Return each line of the listing that contains the string "this".
**** Record list
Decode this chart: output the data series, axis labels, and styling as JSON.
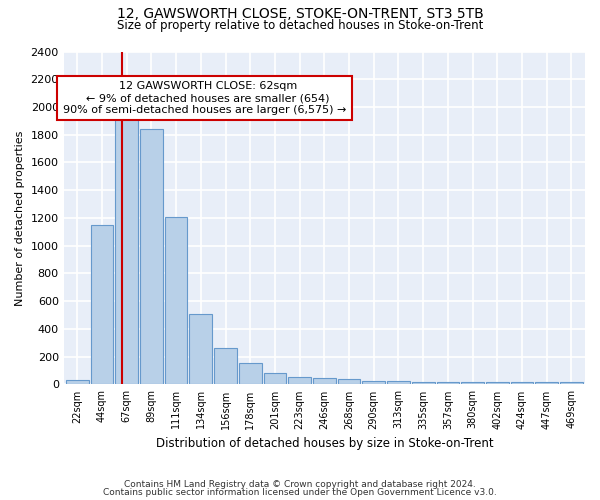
{
  "title1": "12, GAWSWORTH CLOSE, STOKE-ON-TRENT, ST3 5TB",
  "title2": "Size of property relative to detached houses in Stoke-on-Trent",
  "xlabel": "Distribution of detached houses by size in Stoke-on-Trent",
  "ylabel": "Number of detached properties",
  "footer1": "Contains HM Land Registry data © Crown copyright and database right 2024.",
  "footer2": "Contains public sector information licensed under the Open Government Licence v3.0.",
  "annotation_line1": "12 GAWSWORTH CLOSE: 62sqm",
  "annotation_line2": "← 9% of detached houses are smaller (654)",
  "annotation_line3": "90% of semi-detached houses are larger (6,575) →",
  "bar_color": "#b8d0e8",
  "bar_edge_color": "#6699cc",
  "vline_color": "#cc0000",
  "annotation_box_edgecolor": "#cc0000",
  "bg_color": "#e8eef8",
  "grid_color": "#ffffff",
  "categories": [
    "22sqm",
    "44sqm",
    "67sqm",
    "89sqm",
    "111sqm",
    "134sqm",
    "156sqm",
    "178sqm",
    "201sqm",
    "223sqm",
    "246sqm",
    "268sqm",
    "290sqm",
    "313sqm",
    "335sqm",
    "357sqm",
    "380sqm",
    "402sqm",
    "424sqm",
    "447sqm",
    "469sqm"
  ],
  "values": [
    30,
    1150,
    1950,
    1840,
    1210,
    510,
    265,
    155,
    80,
    50,
    45,
    40,
    22,
    22,
    18,
    20,
    20,
    20,
    20,
    20,
    20
  ],
  "ylim": [
    0,
    2400
  ],
  "yticks": [
    0,
    200,
    400,
    600,
    800,
    1000,
    1200,
    1400,
    1600,
    1800,
    2000,
    2200,
    2400
  ],
  "vline_x_idx": 1.82
}
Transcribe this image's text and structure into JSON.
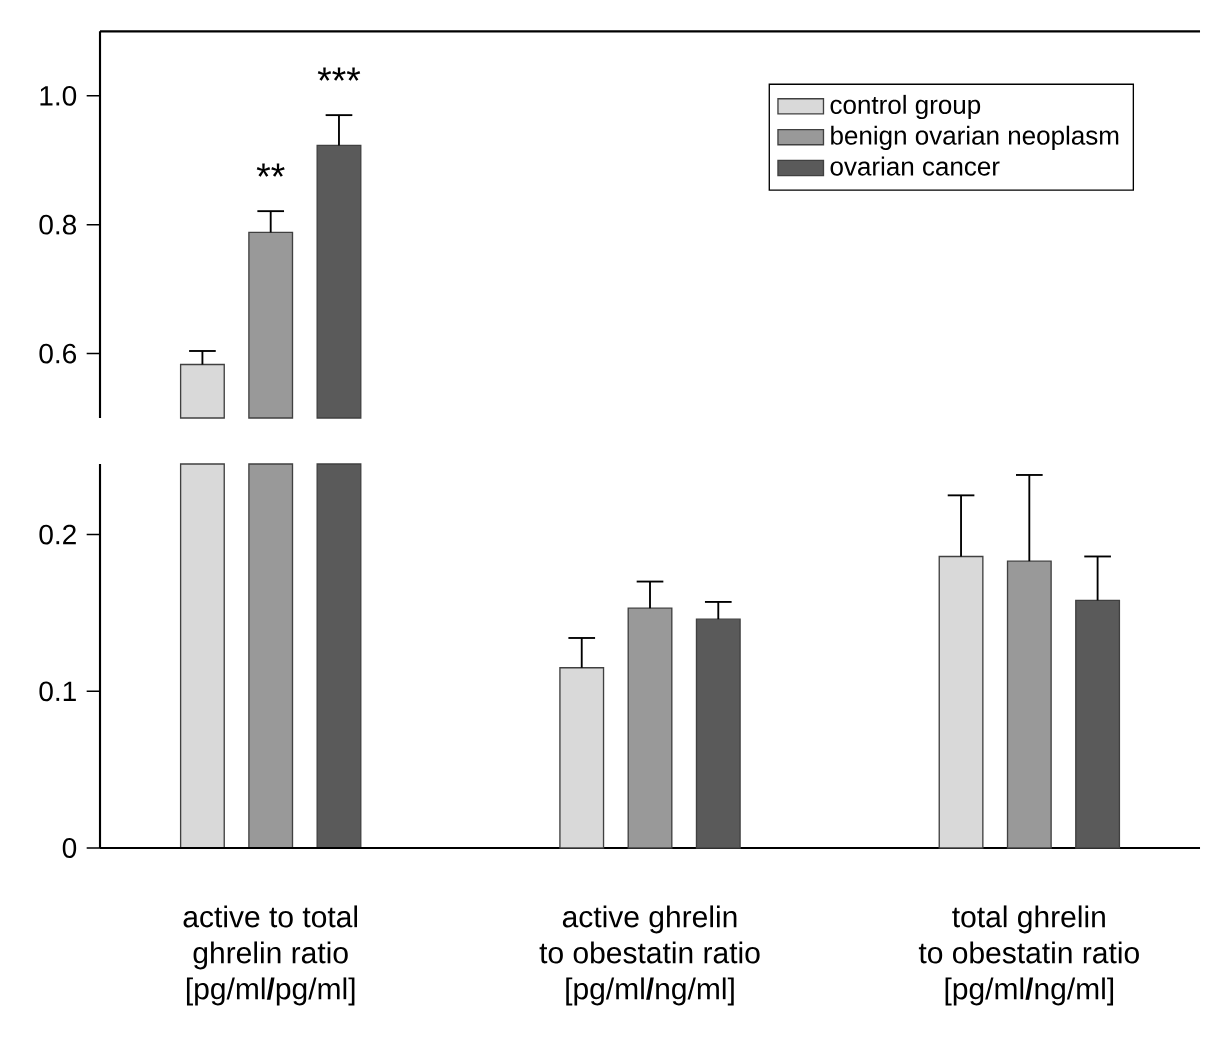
{
  "chart_data": [
    {
      "type": "bar",
      "categories": [
        null,
        null,
        null
      ],
      "series": [
        {
          "name": "control group",
          "color": "#d9d9d9",
          "values": [
            0.583,
            null,
            null
          ],
          "errors": [
            [
              0.583,
              0.604
            ],
            null,
            null
          ]
        },
        {
          "name": "benign ovarian neoplasm",
          "color": "#999999",
          "values": [
            0.788,
            null,
            null
          ],
          "errors": [
            [
              0.788,
              0.821
            ],
            null,
            null
          ]
        },
        {
          "name": "ovarian cancer",
          "color": "#5a5a5a",
          "values": [
            0.923,
            null,
            null
          ],
          "errors": [
            [
              0.923,
              0.97
            ],
            null,
            null
          ]
        }
      ],
      "ylim": [
        0.5,
        1.1
      ],
      "yticks": [
        {
          "value": 0.6,
          "label": "0.6"
        },
        {
          "value": 0.8,
          "label": "0.8"
        },
        {
          "value": 1.0,
          "label": "1.0"
        }
      ],
      "tick_labels": "y",
      "legend": "top right",
      "annotations": [
        "**",
        "***"
      ]
    },
    {
      "type": "bar",
      "categories": [
        "active to total\nghrelin ratio\n[pg/ml**/**pg/ml]",
        "active ghrelin\nto obestatin ratio\n[pg/ml**/**ng/ml]",
        "total ghrelin\nto obestatin ratio\n[pg/ml**/**ng/ml]"
      ],
      "series": [
        {
          "color": "#d9d9d9",
          "values": [
            null,
            0.115,
            0.186
          ],
          "errors": [
            null,
            [
              0.115,
              0.134
            ],
            [
              0.186,
              0.225
            ]
          ]
        },
        {
          "color": "#999999",
          "values": [
            null,
            0.153,
            0.183
          ],
          "errors": [
            null,
            [
              0.153,
              0.17
            ],
            [
              0.183,
              0.238
            ]
          ]
        },
        {
          "color": "#5a5a5a",
          "values": [
            null,
            0.146,
            0.158
          ],
          "errors": [
            null,
            [
              0.146,
              0.157
            ],
            [
              0.158,
              0.186
            ]
          ]
        }
      ],
      "ylim": [
        0,
        0.245
      ],
      "yticks": [
        0,
        0.1,
        0.2
      ]
    }
  ]
}
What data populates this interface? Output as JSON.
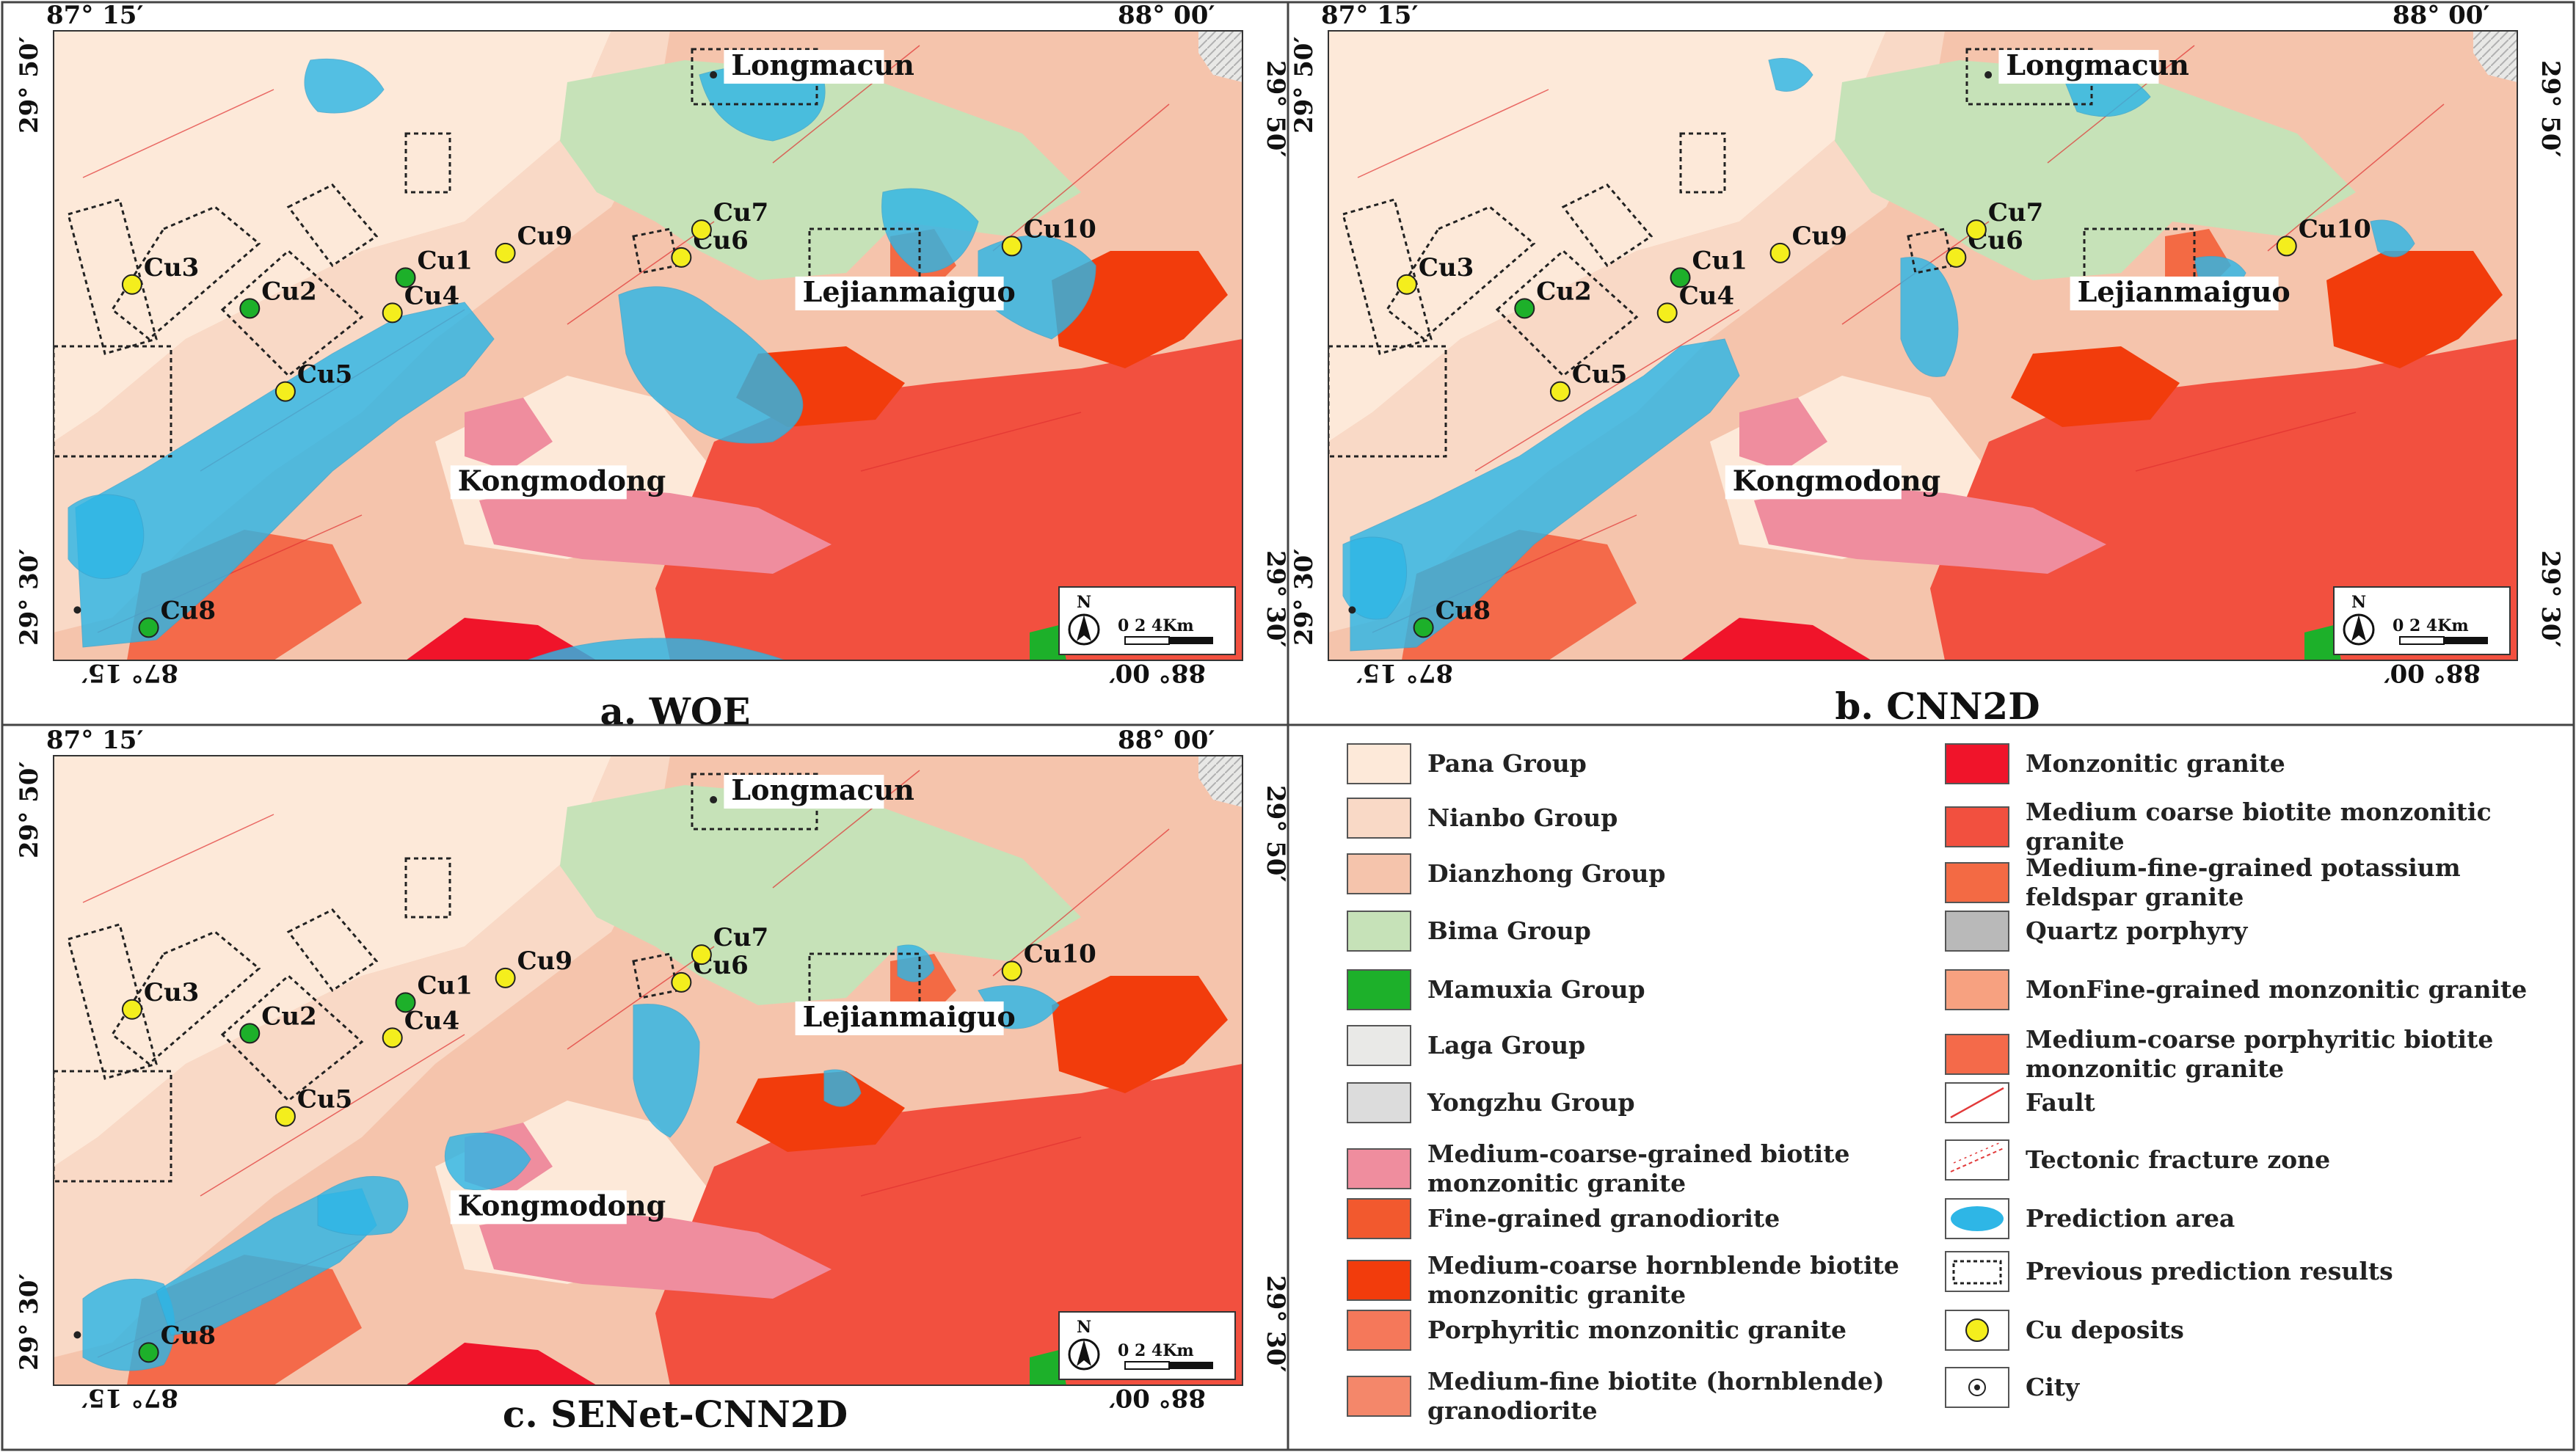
********
## Exercise answer
Decode this chart: output the data series, axis labels, and styling as JSON.
Transcribe this image's text and structure into JSON.
What data populates this interface? Output as JSON.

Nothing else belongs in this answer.